* Problem
Return all of the data exactly as written, without the pictures.
— start —
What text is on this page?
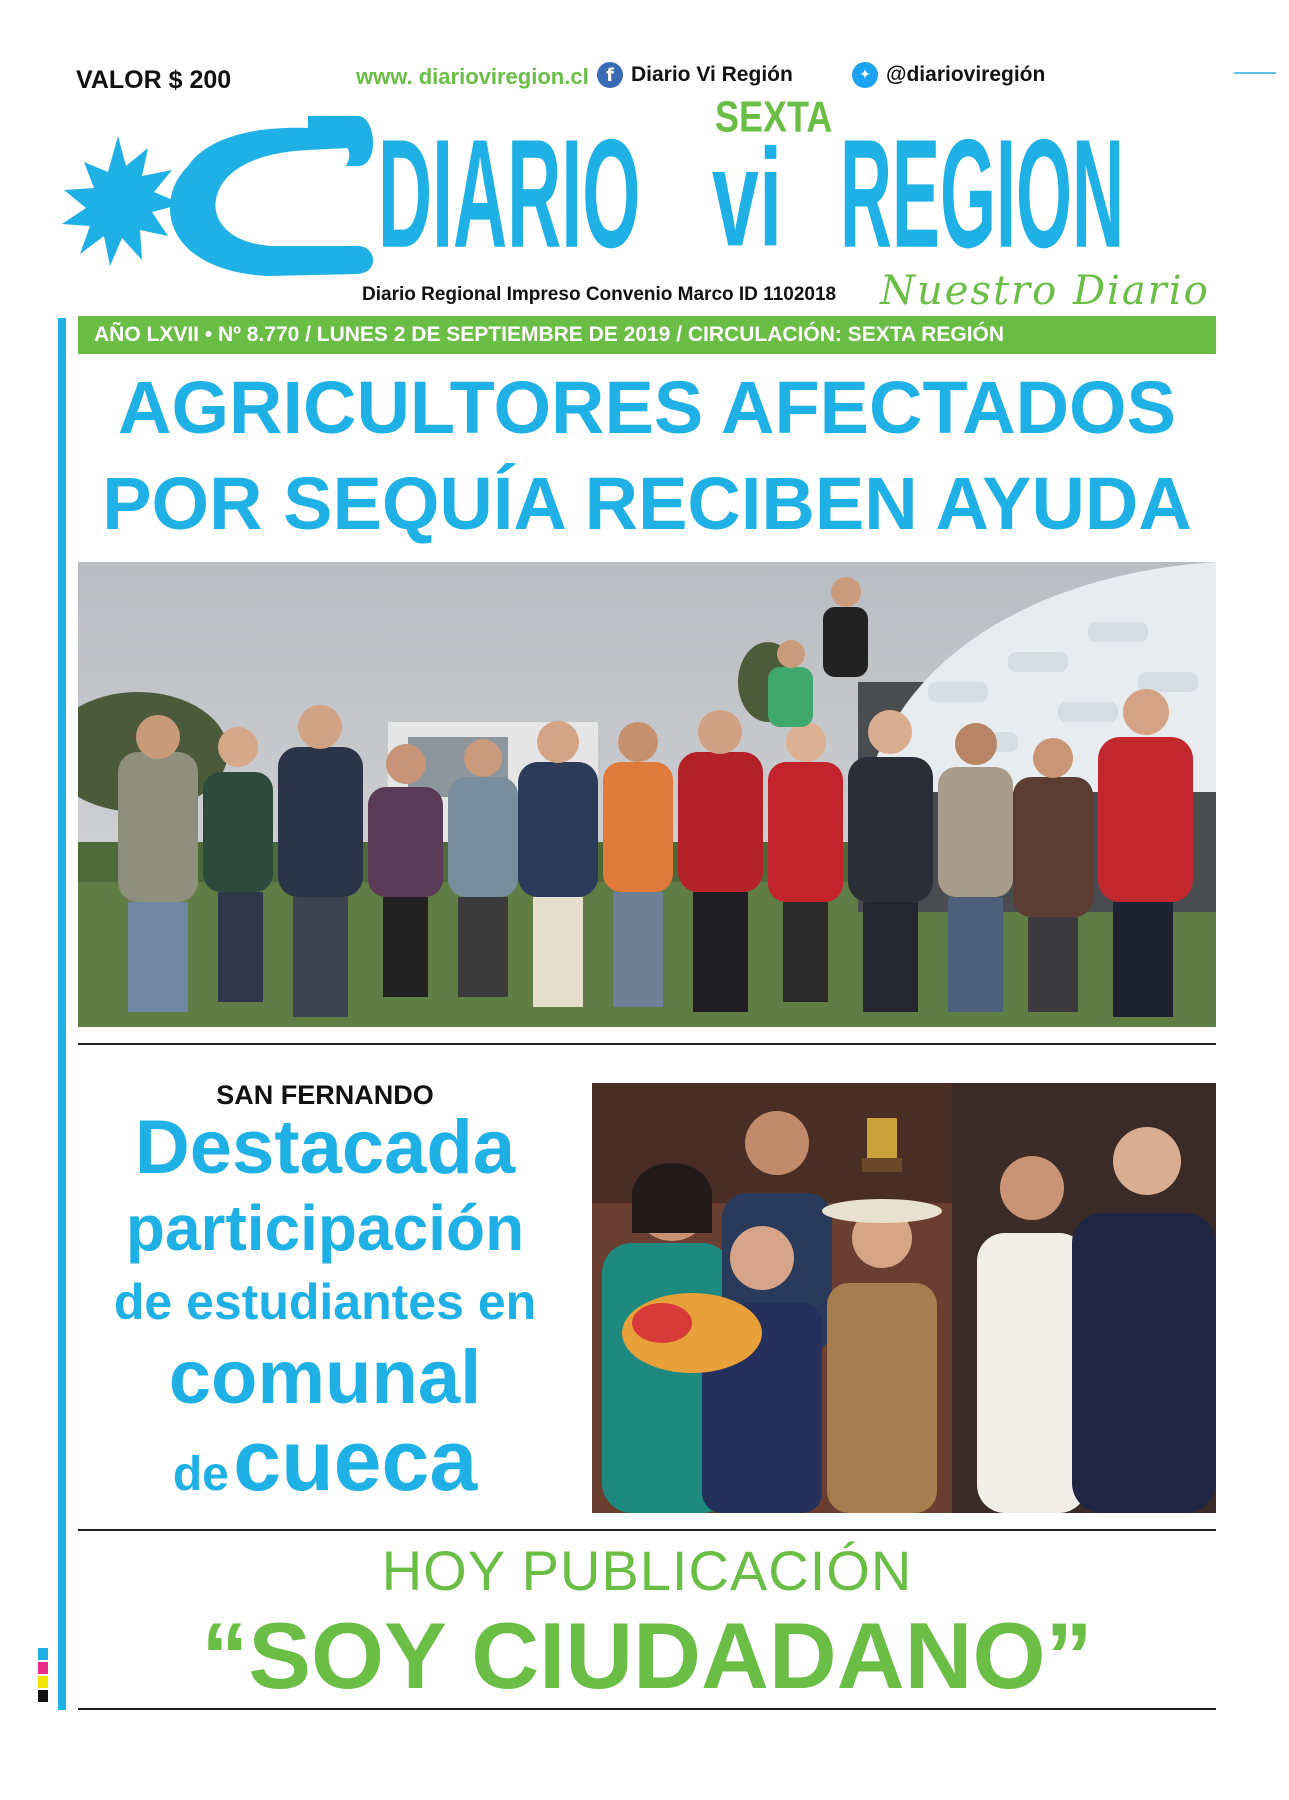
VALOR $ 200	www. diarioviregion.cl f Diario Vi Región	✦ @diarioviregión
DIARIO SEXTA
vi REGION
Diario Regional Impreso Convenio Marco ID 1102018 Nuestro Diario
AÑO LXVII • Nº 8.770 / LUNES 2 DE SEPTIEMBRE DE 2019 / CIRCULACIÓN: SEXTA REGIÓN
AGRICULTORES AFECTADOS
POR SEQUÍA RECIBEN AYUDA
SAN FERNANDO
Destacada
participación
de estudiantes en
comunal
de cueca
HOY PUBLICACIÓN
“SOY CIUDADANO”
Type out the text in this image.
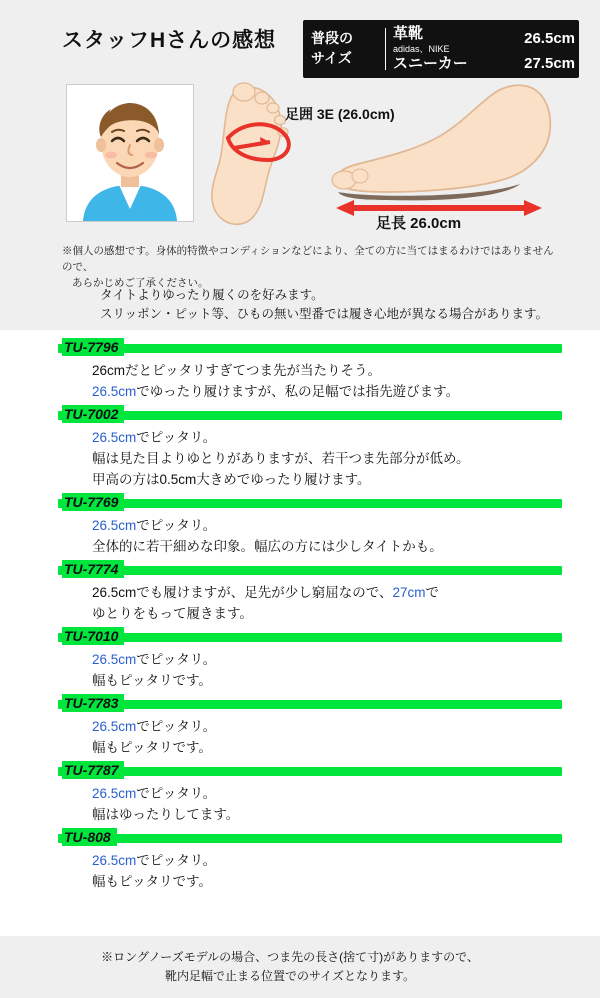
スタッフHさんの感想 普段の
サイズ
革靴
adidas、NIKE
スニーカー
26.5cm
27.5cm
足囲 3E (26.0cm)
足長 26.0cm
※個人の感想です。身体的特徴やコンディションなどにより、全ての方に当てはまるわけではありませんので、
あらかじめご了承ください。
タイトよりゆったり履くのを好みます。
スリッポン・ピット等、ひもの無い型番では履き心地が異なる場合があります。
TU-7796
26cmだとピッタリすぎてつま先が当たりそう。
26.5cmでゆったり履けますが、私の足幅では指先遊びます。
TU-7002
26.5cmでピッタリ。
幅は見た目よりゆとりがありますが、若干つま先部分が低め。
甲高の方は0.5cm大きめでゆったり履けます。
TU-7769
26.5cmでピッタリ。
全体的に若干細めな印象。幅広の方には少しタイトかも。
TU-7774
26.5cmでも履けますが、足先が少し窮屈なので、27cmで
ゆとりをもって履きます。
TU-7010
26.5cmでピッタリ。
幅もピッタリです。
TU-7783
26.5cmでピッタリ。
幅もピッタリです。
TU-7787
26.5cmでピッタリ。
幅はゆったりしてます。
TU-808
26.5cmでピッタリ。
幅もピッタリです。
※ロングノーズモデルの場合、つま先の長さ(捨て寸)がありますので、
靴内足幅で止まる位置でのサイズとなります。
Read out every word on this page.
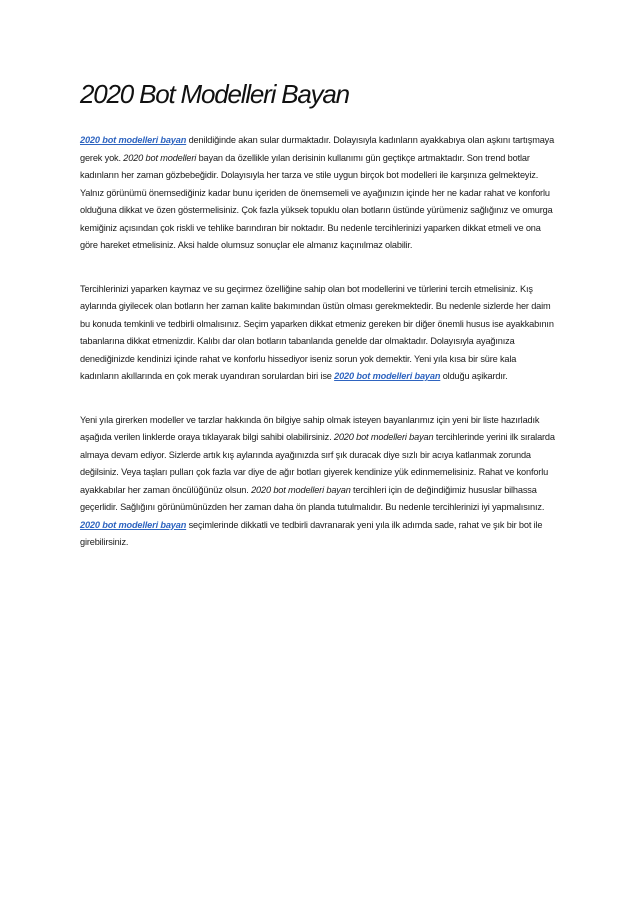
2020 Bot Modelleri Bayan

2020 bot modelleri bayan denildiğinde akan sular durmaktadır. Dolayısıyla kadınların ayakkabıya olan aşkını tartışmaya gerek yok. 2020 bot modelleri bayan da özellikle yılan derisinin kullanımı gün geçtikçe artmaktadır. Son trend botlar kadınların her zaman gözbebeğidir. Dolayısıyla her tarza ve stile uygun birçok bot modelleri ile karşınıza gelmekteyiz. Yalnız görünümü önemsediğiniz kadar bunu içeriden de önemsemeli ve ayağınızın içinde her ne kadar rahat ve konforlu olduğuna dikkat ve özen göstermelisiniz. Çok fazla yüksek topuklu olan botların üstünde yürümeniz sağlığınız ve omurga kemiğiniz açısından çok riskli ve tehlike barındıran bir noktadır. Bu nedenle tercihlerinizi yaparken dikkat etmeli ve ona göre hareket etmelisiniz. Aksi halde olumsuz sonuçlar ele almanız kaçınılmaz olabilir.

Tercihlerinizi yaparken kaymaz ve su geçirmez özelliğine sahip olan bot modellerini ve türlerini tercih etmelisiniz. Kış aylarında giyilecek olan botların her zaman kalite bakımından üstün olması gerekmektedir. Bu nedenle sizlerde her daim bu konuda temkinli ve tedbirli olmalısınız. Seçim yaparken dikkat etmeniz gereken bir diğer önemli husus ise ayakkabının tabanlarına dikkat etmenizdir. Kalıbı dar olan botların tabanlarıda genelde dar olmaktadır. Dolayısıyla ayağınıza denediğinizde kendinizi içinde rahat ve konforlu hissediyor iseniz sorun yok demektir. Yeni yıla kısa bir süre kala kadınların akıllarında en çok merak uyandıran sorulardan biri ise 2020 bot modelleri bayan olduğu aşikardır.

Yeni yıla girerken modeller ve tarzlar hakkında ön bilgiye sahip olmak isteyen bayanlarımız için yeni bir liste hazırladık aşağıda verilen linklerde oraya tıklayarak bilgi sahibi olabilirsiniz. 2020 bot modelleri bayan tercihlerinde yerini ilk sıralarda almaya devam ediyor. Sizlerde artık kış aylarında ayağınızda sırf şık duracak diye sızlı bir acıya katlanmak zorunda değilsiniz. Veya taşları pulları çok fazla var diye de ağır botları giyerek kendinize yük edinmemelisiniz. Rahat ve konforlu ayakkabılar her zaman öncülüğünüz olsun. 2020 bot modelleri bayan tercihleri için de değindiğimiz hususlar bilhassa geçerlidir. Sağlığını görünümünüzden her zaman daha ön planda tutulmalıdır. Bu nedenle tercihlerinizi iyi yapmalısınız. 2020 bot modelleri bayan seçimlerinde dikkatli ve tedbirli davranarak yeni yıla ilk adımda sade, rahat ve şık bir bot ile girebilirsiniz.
— end —
* Finished exercise
What text is on this page?
VALOR $ 200	www. diarioviregion.cl f Diario Vi Región	✦ @diarioviregión
DIARIO SEXTA
vi REGION
Diario Regional Impreso Convenio Marco ID 1102018 Nuestro Diario
AÑO LXVII • Nº 8.770 / LUNES 2 DE SEPTIEMBRE DE 2019 / CIRCULACIÓN: SEXTA REGIÓN
AGRICULTORES AFECTADOS
POR SEQUÍA RECIBEN AYUDA
SAN FERNANDO
Destacada
participación
de estudiantes en
comunal
de cueca
HOY PUBLICACIÓN
“SOY CIUDADANO”
Type out the text in this image.
スタッフHさんの感想 普段の
サイズ
革靴
adidas、NIKE
スニーカー
26.5cm
27.5cm
足囲 3E (26.0cm)
足長 26.0cm
※個人の感想です。身体的特徴やコンディションなどにより、全ての方に当てはまるわけではありませんので、
あらかじめご了承ください。
タイトよりゆったり履くのを好みます。
スリッポン・ピット等、ひもの無い型番では履き心地が異なる場合があります。
TU-7796
26cmだとピッタリすぎてつま先が当たりそう。
26.5cmでゆったり履けますが、私の足幅では指先遊びます。
TU-7002
26.5cmでピッタリ。
幅は見た目よりゆとりがありますが、若干つま先部分が低め。
甲高の方は0.5cm大きめでゆったり履けます。
TU-7769
26.5cmでピッタリ。
全体的に若干細めな印象。幅広の方には少しタイトかも。
TU-7774
26.5cmでも履けますが、足先が少し窮屈なので、27cmで
ゆとりをもって履きます。
TU-7010
26.5cmでピッタリ。
幅もピッタリです。
TU-7783
26.5cmでピッタリ。
幅もピッタリです。
TU-7787
26.5cmでピッタリ。
幅はゆったりしてます。
TU-808
26.5cmでピッタリ。
幅もピッタリです。
※ロングノーズモデルの場合、つま先の長さ(捨て寸)がありますので、
靴内足幅で止まる位置でのサイズとなります。
Read out every word on this page.
2020 Bot Modelleri Bayan

2020 bot modelleri bayan denildiğinde akan sular durmaktadır. Dolayısıyla kadınların ayakkabıya olan aşkını tartışmaya gerek yok. 2020 bot modelleri bayan da özellikle yılan derisinin kullanımı gün geçtikçe artmaktadır. Son trend botlar kadınların her zaman gözbebeğidir. Dolayısıyla her tarza ve stile uygun birçok bot modelleri ile karşınıza gelmekteyiz. Yalnız görünümü önemsediğiniz kadar bunu içeriden de önemsemeli ve ayağınızın içinde her ne kadar rahat ve konforlu olduğuna dikkat ve özen göstermelisiniz. Çok fazla yüksek topuklu olan botların üstünde yürümeniz sağlığınız ve omurga kemiğiniz açısından çok riskli ve tehlike barındıran bir noktadır. Bu nedenle tercihlerinizi yaparken dikkat etmeli ve ona göre hareket etmelisiniz. Aksi halde olumsuz sonuçlar ele almanız kaçınılmaz olabilir.

Tercihlerinizi yaparken kaymaz ve su geçirmez özelliğine sahip olan bot modellerini ve türlerini tercih etmelisiniz. Kış aylarında giyilecek olan botların her zaman kalite bakımından üstün olması gerekmektedir. Bu nedenle sizlerde her daim bu konuda temkinli ve tedbirli olmalısınız. Seçim yaparken dikkat etmeniz gereken bir diğer önemli husus ise ayakkabının tabanlarına dikkat etmenizdir. Kalıbı dar olan botların tabanlarıda genelde dar olmaktadır. Dolayısıyla ayağınıza denediğinizde kendinizi içinde rahat ve konforlu hissediyor iseniz sorun yok demektir. Yeni yıla kısa bir süre kala kadınların akıllarında en çok merak uyandıran sorulardan biri ise 2020 bot modelleri bayan olduğu aşikardır.

Yeni yıla girerken modeller ve tarzlar hakkında ön bilgiye sahip olmak isteyen bayanlarımız için yeni bir liste hazırladık aşağıda verilen linklerde oraya tıklayarak bilgi sahibi olabilirsiniz. 2020 bot modelleri bayan tercihlerinde yerini ilk sıralarda almaya devam ediyor. Sizlerde artık kış aylarında ayağınızda sırf şık duracak diye sızlı bir acıya katlanmak zorunda değilsiniz. Veya taşları pulları çok fazla var diye de ağır botları giyerek kendinize yük edinmemelisiniz. Rahat ve konforlu ayakkabılar her zaman öncülüğünüz olsun. 2020 bot modelleri bayan tercihleri için de değindiğimiz hususlar bilhassa geçerlidir. Sağlığını görünümünüzden her zaman daha ön planda tutulmalıdır. Bu nedenle tercihlerinizi iyi yapmalısınız. 2020 bot modelleri bayan seçimlerinde dikkatli ve tedbirli davranarak yeni yıla ilk adımda sade, rahat ve şık bir bot ile girebilirsiniz.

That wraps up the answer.